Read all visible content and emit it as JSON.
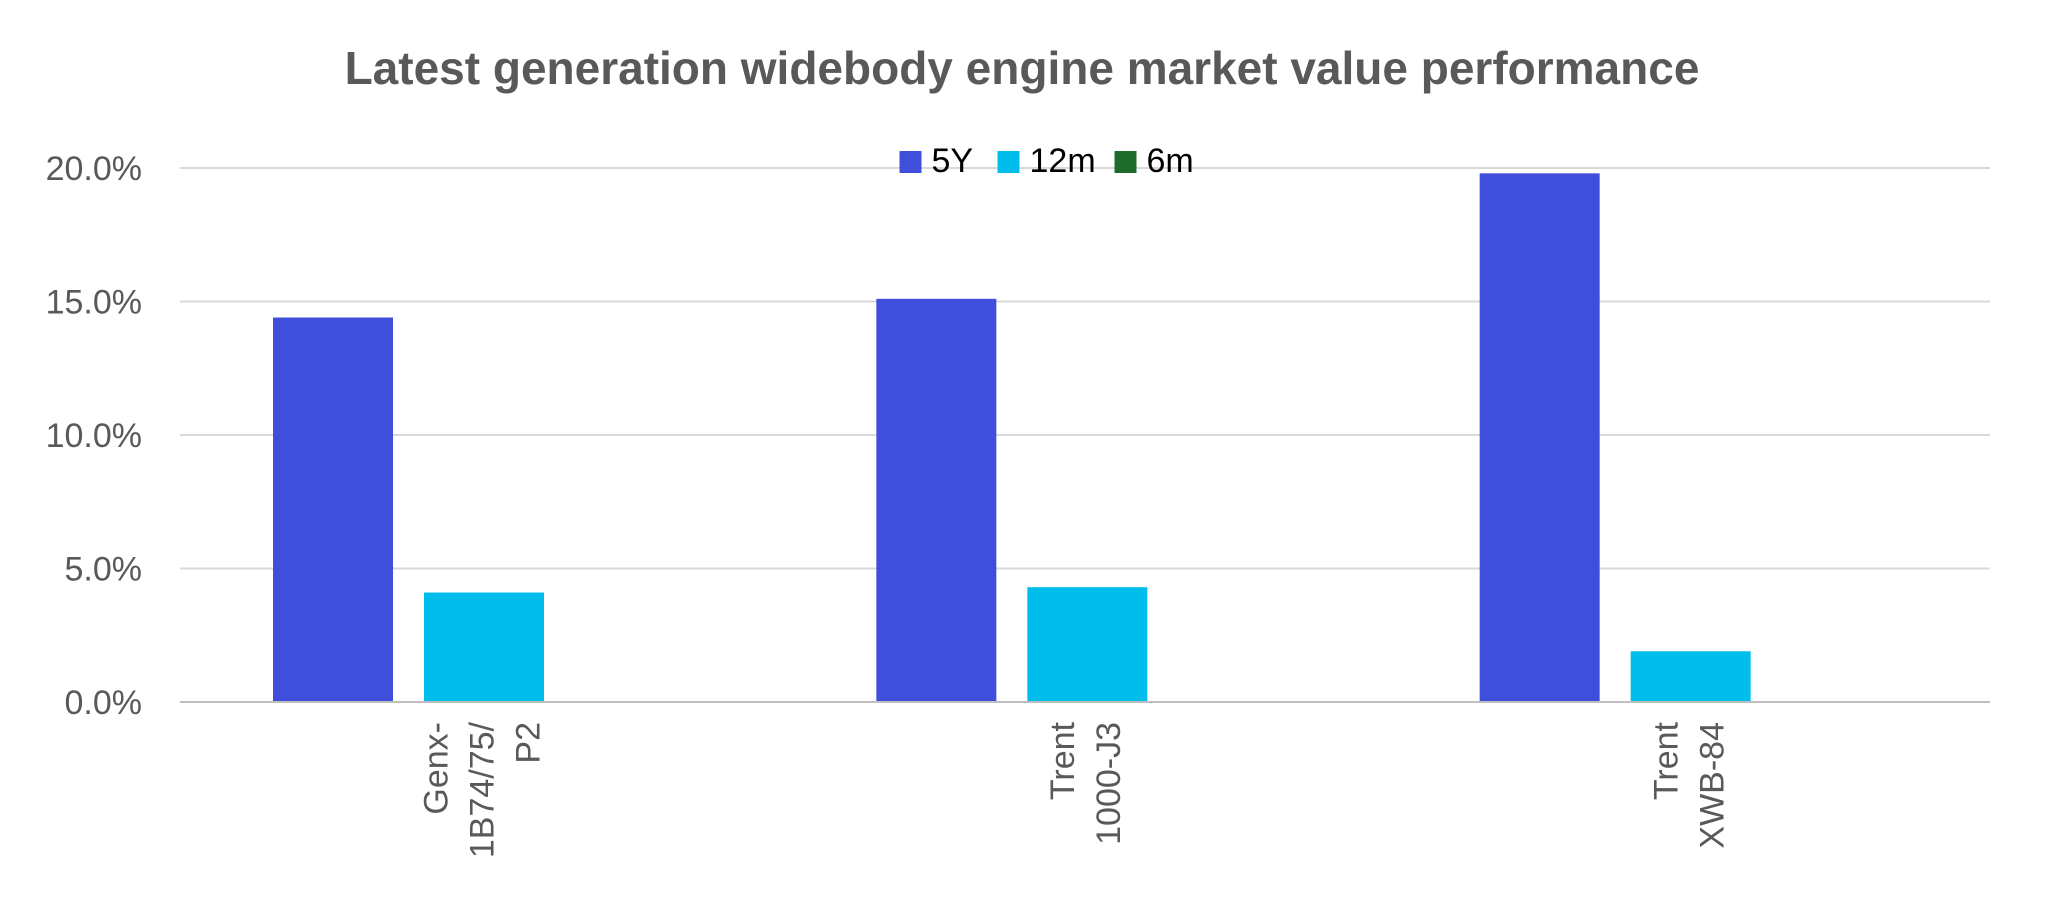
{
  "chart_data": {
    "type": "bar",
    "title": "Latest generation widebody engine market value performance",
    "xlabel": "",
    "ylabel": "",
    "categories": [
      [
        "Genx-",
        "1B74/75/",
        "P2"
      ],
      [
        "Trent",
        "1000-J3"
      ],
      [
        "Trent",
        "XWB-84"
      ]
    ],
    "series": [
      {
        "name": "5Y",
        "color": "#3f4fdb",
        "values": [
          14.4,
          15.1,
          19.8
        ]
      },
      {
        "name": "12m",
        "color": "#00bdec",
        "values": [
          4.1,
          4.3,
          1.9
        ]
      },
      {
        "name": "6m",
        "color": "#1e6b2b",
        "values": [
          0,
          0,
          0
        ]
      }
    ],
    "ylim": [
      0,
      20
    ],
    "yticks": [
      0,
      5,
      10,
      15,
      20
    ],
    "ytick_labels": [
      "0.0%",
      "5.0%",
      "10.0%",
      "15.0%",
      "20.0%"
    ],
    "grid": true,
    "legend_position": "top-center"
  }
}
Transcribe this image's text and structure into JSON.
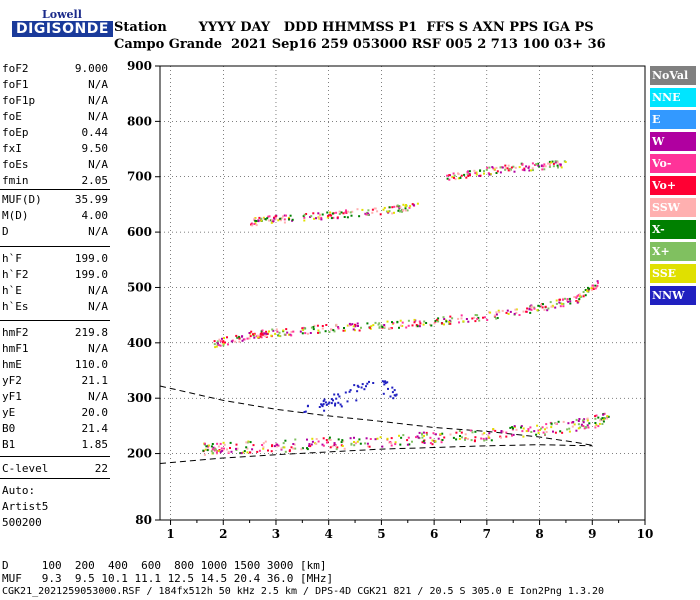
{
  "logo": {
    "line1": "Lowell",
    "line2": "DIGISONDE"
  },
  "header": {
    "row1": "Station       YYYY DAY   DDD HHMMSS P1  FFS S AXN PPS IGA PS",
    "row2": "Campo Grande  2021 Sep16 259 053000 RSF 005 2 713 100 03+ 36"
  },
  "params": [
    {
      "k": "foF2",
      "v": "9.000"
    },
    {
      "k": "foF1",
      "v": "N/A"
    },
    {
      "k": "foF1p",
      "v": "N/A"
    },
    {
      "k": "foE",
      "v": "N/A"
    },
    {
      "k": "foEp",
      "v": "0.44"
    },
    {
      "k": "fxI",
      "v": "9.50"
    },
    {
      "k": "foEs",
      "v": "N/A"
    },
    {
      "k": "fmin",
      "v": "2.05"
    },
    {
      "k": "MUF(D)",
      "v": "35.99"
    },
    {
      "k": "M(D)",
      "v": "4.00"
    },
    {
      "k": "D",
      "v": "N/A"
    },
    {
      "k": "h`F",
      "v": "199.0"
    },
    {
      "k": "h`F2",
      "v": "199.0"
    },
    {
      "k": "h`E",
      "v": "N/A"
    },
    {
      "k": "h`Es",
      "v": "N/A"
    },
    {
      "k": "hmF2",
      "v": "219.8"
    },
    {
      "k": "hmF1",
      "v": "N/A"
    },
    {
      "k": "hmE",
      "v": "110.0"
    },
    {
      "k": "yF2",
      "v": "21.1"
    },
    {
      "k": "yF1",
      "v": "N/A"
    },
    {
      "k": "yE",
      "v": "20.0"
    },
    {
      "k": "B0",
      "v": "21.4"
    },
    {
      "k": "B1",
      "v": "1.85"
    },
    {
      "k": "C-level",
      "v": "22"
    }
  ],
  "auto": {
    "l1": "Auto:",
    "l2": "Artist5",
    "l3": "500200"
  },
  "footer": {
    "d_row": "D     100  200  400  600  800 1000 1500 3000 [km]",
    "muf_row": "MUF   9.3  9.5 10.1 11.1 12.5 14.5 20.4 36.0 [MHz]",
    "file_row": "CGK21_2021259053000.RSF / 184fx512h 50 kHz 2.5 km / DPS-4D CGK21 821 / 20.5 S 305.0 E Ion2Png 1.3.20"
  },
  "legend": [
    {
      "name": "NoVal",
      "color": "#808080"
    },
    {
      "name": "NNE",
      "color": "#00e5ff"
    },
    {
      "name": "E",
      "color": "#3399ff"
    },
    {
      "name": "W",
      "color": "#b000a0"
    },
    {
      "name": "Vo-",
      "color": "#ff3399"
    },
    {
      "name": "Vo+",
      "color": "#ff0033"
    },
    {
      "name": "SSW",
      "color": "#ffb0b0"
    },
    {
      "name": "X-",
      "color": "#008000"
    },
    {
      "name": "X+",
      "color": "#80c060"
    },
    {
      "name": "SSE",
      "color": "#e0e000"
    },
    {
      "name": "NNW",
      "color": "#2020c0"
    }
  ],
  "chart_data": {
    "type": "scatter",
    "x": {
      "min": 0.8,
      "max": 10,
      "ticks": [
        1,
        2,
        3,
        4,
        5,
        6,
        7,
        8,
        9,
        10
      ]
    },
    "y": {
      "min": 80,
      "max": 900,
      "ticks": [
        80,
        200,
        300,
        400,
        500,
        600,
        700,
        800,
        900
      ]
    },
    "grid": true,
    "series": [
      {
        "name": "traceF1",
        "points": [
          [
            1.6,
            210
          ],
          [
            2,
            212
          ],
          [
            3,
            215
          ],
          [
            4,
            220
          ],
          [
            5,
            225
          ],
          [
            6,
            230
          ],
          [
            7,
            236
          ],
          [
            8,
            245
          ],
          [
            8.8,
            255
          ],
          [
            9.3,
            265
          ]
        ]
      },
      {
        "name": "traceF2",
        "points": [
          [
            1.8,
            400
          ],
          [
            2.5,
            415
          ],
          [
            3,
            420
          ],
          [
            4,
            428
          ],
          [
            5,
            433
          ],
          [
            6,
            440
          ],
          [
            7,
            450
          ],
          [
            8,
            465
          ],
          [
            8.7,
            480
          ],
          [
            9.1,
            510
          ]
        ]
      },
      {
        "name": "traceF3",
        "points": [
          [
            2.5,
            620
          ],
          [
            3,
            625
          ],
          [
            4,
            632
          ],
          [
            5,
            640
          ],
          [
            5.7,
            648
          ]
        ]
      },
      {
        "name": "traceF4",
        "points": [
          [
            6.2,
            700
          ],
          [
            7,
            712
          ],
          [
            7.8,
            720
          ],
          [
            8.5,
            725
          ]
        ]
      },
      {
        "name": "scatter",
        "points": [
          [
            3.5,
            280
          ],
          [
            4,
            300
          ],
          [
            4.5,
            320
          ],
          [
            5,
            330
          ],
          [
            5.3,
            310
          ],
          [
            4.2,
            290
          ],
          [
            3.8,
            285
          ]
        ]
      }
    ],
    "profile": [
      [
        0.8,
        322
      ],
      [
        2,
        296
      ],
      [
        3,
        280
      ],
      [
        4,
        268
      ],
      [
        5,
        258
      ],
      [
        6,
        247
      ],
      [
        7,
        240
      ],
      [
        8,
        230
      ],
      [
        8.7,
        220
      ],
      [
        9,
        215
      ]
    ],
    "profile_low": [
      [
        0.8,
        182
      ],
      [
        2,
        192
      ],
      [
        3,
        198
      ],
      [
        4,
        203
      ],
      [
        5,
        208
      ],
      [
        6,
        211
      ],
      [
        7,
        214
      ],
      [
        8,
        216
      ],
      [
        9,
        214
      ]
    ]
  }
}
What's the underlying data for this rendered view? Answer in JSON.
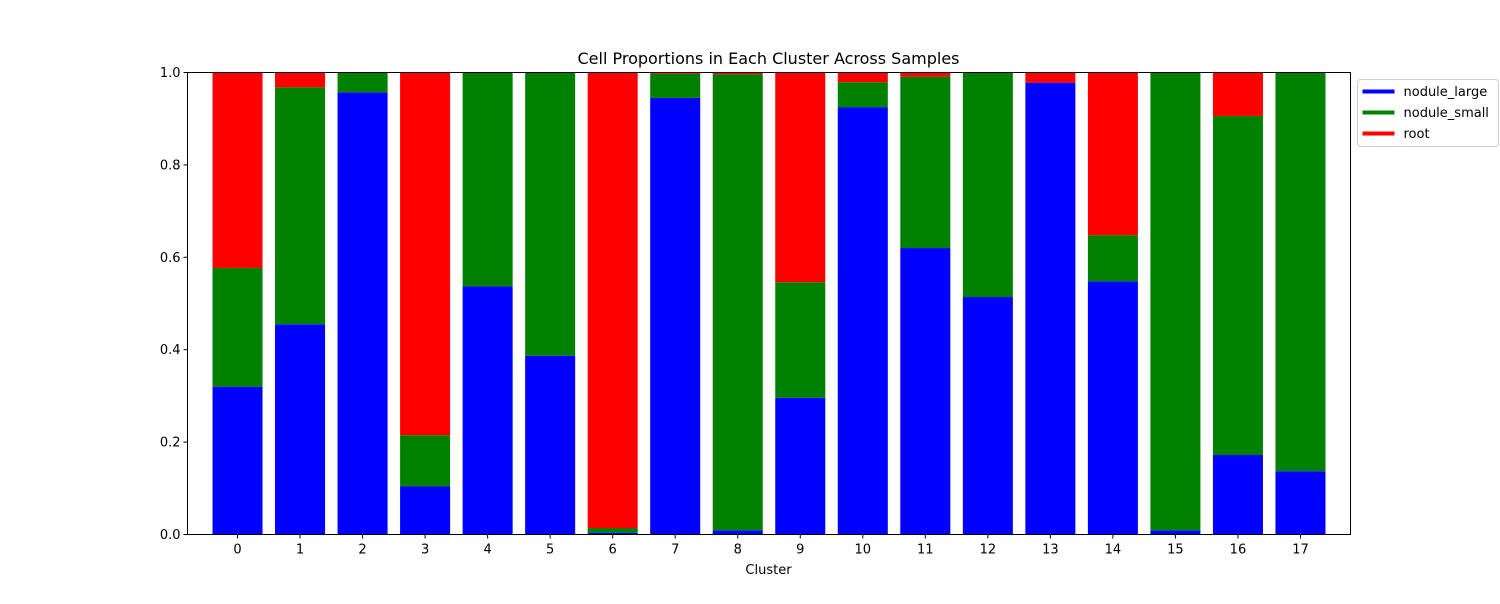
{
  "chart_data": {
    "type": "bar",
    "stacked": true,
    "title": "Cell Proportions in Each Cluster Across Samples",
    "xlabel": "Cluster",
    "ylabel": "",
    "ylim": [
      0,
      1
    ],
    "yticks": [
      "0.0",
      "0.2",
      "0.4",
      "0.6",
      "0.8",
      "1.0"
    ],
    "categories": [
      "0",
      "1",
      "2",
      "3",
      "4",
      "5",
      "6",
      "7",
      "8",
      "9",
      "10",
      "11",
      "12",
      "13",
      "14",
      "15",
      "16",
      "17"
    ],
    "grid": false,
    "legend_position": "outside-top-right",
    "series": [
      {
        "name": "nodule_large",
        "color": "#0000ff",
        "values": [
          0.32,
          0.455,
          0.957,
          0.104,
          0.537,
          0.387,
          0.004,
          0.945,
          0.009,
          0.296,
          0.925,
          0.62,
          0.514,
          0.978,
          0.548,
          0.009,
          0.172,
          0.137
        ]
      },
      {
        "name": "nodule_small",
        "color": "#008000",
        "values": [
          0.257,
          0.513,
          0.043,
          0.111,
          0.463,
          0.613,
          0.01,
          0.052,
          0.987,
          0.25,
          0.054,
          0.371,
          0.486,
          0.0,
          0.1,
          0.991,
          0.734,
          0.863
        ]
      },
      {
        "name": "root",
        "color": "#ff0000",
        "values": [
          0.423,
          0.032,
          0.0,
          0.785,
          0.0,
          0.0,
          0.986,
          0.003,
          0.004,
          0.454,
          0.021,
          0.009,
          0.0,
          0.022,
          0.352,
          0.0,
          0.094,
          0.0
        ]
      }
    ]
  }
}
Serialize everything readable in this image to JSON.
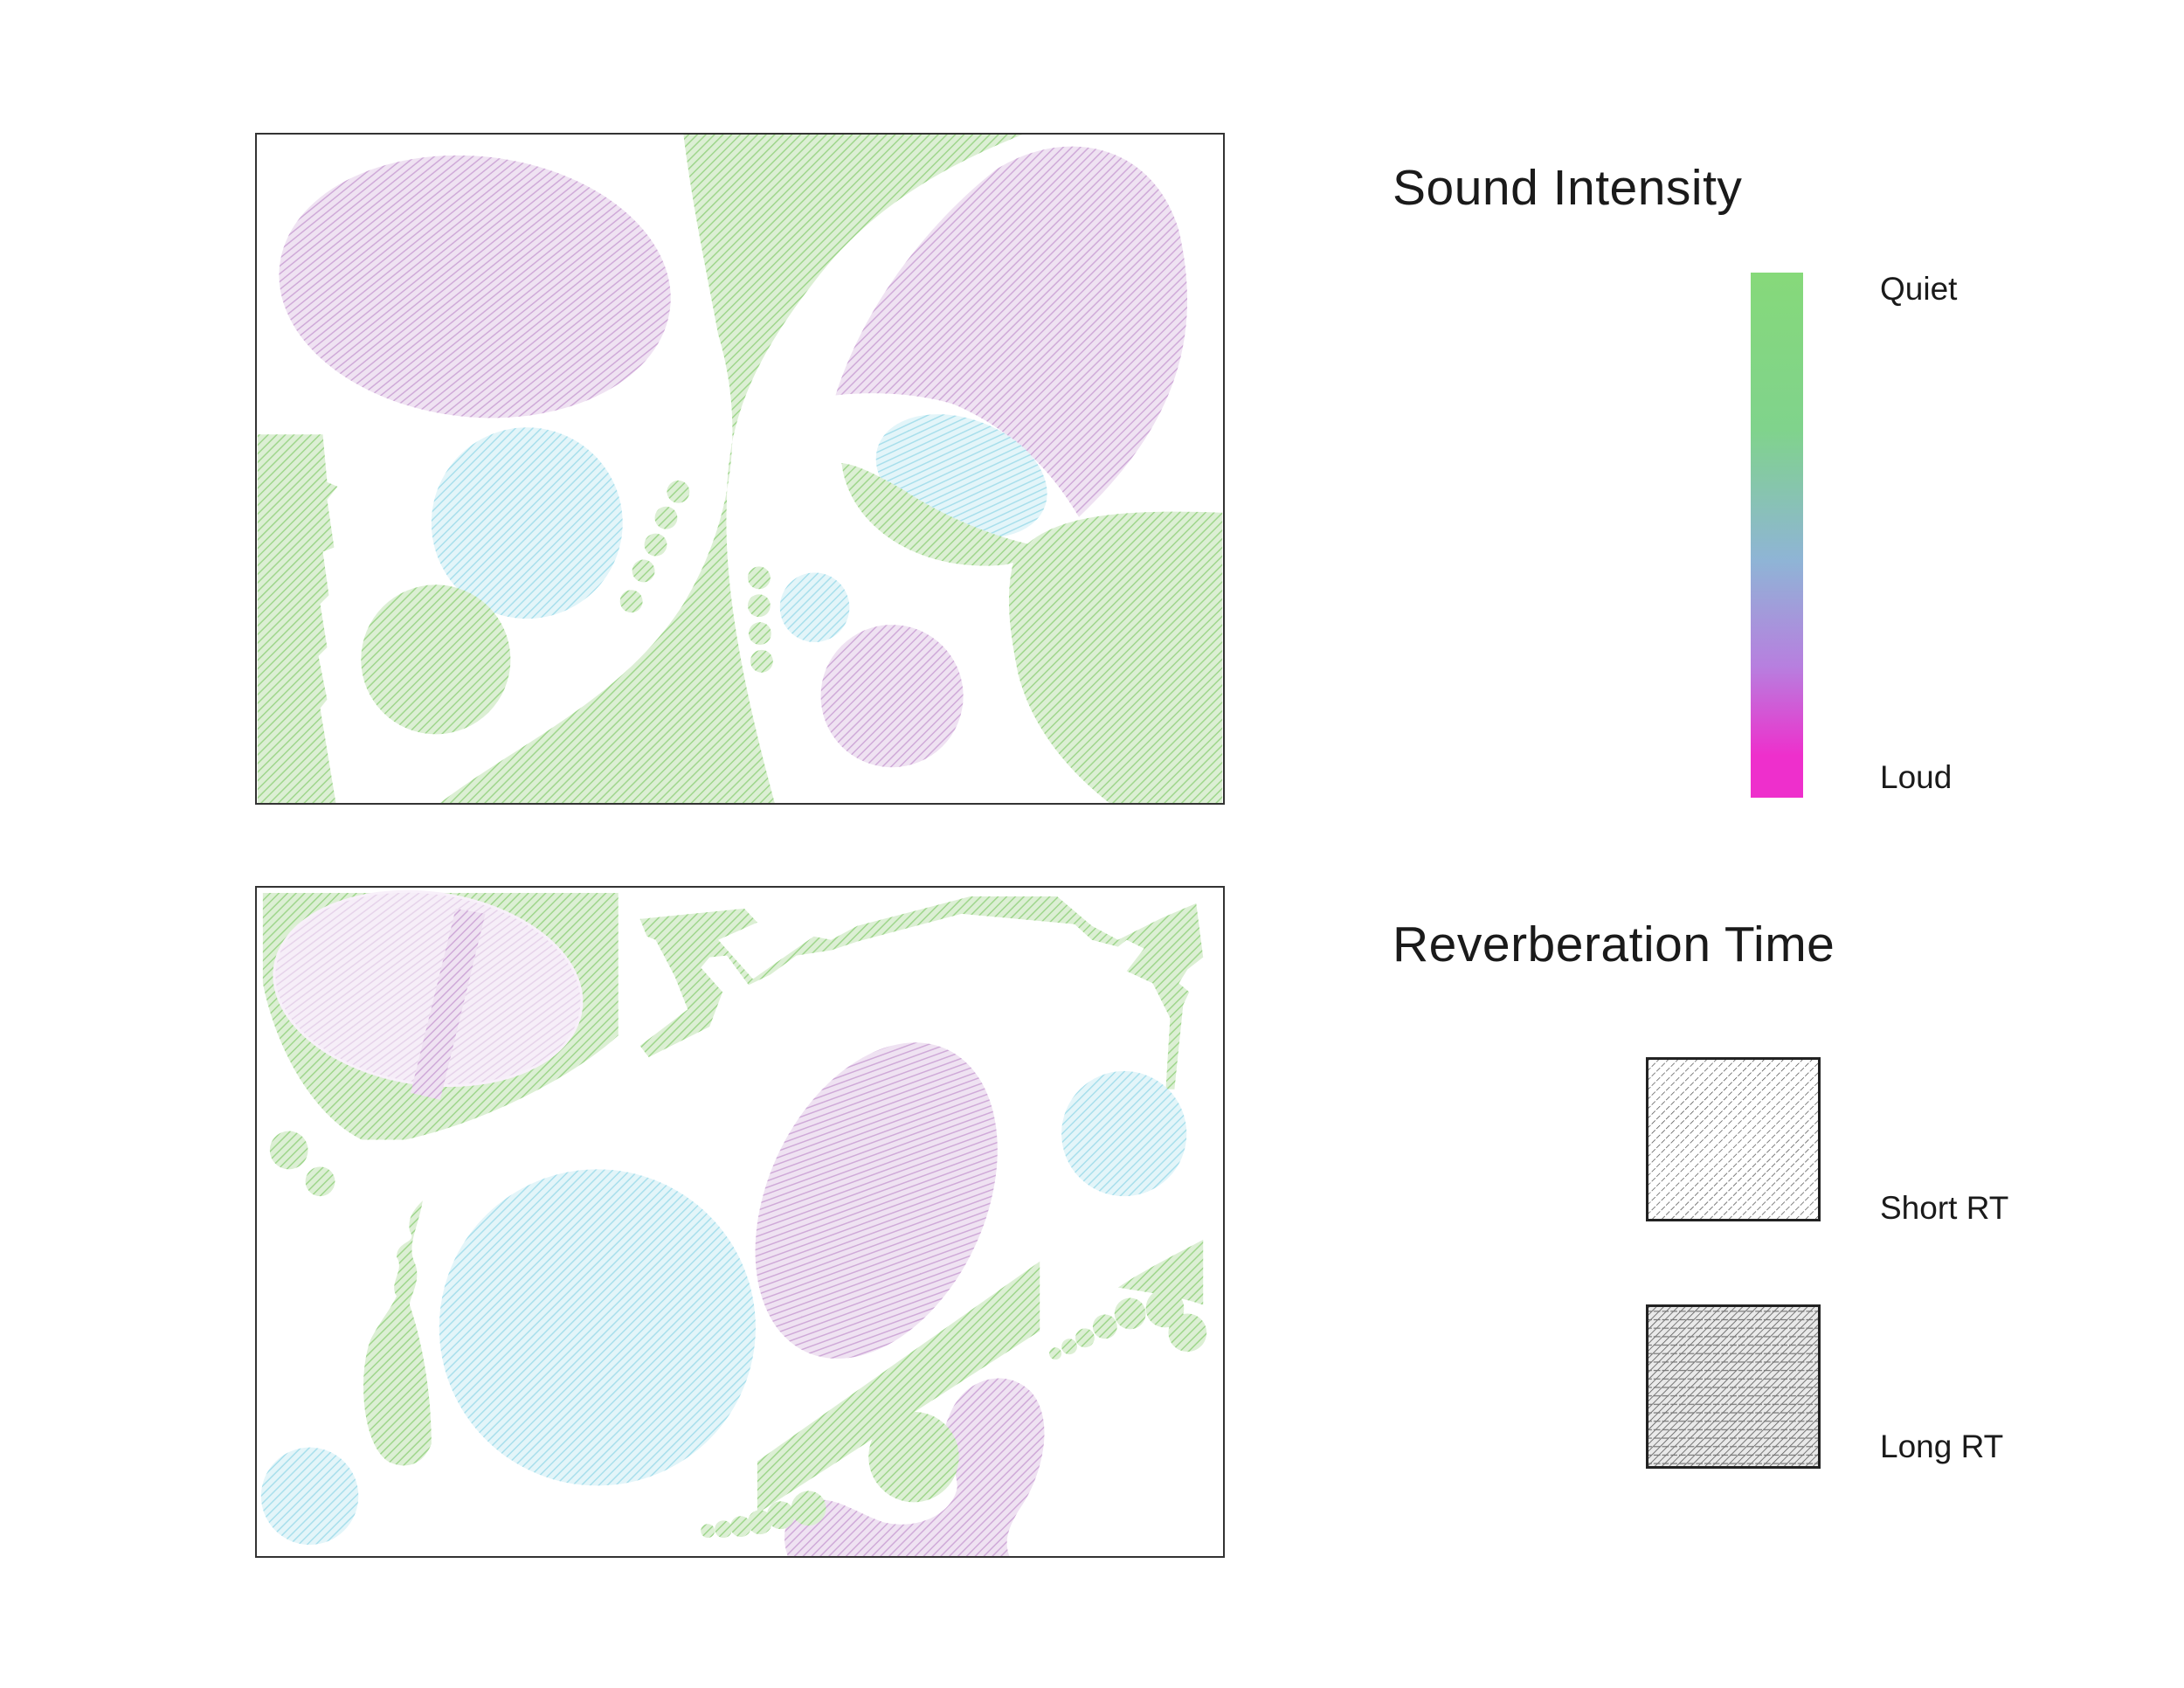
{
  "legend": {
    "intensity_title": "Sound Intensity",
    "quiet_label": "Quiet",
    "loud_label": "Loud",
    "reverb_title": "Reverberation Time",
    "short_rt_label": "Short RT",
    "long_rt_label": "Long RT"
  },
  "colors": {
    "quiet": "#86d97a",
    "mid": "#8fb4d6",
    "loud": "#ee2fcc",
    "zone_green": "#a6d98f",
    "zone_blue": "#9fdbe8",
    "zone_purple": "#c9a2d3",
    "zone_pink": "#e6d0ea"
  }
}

┄┄┄┄┄┄

Starting from the line where "Serialize everything readable" appears, copy every line through the end of the material, both ends included, but no pictures.

Serialize everything readable in this image to JSON.
{
  "legend": {
    "intensity_title": "Sound Intensity",
    "quiet_label": "Quiet",
    "loud_label": "Loud",
    "reverb_title": "Reverberation Time",
    "short_rt_label": "Short RT",
    "long_rt_label": "Long RT"
  },
  "colors": {
    "quiet": "#86d97a",
    "mid": "#8fb4d6",
    "loud": "#ee2fcc",
    "zone_green": "#a6d98f",
    "zone_blue": "#9fdbe8",
    "zone_purple": "#c9a2d3",
    "zone_pink": "#e6d0ea"
  }
}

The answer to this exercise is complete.